Determine the number of lines where "name" occurs and reply with that number by itself.

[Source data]
= = = = =
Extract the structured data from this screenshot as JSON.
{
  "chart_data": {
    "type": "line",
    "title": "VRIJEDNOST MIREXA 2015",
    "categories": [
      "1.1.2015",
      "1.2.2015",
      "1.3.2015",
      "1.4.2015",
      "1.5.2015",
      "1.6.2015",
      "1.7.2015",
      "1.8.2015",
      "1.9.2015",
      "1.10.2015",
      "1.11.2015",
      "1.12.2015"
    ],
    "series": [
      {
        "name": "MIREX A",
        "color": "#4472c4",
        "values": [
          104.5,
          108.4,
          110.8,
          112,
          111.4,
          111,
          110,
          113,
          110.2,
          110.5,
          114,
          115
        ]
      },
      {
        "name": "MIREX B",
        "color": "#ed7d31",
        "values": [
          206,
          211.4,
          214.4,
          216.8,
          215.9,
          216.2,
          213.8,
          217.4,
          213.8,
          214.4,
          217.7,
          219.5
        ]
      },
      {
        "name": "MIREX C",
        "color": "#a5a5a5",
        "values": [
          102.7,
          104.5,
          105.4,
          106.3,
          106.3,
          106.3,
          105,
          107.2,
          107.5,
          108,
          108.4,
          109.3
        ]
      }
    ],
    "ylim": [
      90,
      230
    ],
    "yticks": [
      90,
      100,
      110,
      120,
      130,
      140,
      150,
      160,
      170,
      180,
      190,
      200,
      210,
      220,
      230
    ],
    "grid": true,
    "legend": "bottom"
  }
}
= = = = =
In response
3